-- BEGIN ENTRIES SHOWN --
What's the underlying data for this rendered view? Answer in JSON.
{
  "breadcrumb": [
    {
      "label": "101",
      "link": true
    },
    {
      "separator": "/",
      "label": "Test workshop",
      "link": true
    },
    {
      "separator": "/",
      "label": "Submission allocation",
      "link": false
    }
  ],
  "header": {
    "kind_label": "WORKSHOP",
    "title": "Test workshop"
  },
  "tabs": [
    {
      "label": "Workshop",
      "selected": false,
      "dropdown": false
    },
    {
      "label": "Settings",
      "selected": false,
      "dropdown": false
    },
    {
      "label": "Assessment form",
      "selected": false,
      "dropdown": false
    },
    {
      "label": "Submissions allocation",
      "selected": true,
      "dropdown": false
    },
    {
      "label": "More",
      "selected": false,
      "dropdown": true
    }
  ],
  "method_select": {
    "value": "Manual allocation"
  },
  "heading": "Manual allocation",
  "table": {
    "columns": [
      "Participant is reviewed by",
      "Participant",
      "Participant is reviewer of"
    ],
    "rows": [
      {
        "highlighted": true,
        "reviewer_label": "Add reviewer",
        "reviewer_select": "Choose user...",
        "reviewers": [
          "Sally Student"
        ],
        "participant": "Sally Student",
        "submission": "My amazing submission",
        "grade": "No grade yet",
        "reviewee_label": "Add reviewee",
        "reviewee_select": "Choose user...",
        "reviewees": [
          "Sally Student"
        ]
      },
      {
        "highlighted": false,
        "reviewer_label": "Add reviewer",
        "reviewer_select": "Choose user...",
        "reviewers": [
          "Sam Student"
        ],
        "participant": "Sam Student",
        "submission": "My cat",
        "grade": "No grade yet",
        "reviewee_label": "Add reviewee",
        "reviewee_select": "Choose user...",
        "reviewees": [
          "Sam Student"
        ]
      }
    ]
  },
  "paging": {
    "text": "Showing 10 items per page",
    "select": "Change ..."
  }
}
-- END ENTRIES SHOWN --
* _TASK_:
Locate the word "highlighted" in the records and collect each line it appears in.

* _THE SOLUTION_:
        "highlighted": true,
        "highlighted": false,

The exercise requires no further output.